REQUIRED TASK: Separate out the lines that hold "text".

-------- DATA RECORDS --------

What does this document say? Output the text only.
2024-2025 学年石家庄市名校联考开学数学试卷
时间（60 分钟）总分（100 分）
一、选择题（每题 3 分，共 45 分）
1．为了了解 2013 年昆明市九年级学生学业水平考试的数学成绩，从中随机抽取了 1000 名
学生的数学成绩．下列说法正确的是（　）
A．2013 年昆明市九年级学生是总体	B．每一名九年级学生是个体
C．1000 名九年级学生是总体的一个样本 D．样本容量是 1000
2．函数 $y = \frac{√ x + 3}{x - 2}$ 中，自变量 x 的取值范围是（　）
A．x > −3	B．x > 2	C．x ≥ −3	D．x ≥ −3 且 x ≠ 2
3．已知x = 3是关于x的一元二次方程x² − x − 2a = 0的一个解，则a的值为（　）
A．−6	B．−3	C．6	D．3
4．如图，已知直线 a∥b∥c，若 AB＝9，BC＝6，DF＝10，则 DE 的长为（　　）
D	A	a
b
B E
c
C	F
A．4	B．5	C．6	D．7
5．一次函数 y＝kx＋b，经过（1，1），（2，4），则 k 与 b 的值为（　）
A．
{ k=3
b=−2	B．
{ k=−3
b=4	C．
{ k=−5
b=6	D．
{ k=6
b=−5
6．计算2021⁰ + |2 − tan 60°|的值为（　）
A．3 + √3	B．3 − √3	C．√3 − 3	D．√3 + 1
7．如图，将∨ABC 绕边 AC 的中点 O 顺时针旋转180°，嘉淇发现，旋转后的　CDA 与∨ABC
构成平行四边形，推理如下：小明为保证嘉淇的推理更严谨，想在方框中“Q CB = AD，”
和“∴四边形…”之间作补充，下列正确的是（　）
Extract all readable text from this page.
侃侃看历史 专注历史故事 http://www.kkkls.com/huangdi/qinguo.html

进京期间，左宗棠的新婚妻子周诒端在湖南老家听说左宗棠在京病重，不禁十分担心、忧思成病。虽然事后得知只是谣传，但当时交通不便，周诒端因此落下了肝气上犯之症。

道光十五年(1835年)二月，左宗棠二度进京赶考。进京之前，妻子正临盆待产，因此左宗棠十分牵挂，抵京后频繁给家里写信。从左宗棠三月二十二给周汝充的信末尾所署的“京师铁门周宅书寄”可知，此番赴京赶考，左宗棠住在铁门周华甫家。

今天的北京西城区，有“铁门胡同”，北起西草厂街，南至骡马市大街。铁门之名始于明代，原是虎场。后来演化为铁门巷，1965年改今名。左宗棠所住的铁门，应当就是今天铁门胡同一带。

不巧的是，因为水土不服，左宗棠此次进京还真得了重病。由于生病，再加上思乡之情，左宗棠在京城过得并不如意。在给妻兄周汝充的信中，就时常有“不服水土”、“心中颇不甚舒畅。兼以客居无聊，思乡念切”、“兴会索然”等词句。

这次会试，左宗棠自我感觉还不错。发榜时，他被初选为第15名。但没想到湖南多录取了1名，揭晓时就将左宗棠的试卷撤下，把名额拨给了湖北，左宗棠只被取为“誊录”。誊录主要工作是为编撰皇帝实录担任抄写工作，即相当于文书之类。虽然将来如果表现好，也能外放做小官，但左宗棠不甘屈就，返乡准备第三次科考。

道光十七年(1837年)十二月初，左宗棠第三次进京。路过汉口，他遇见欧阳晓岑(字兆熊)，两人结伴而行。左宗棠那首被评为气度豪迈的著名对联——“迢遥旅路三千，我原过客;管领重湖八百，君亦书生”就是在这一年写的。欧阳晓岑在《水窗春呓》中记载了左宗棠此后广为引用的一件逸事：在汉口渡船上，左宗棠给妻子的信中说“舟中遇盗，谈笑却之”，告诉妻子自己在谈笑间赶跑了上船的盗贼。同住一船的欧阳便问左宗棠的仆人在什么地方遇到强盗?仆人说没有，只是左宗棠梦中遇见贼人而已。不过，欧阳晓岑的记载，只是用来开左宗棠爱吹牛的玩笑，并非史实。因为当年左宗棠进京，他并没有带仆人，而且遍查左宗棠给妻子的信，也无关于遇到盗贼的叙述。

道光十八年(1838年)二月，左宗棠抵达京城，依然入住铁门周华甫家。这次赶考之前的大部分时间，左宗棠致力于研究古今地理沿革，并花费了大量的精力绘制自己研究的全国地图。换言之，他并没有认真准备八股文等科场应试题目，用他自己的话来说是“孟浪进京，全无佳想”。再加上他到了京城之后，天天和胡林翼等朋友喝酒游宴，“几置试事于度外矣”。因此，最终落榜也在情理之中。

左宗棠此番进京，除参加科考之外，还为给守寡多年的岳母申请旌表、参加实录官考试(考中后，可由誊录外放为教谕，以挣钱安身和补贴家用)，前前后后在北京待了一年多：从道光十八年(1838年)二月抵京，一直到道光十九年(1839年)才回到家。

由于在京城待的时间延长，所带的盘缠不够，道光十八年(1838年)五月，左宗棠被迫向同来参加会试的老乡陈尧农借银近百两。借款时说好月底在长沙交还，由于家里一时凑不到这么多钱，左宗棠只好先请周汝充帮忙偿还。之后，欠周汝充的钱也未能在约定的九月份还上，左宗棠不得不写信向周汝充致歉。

--------

ANSWER TO THE TASK:
What does this document say? Output the text only.
Extract all readable text from this page.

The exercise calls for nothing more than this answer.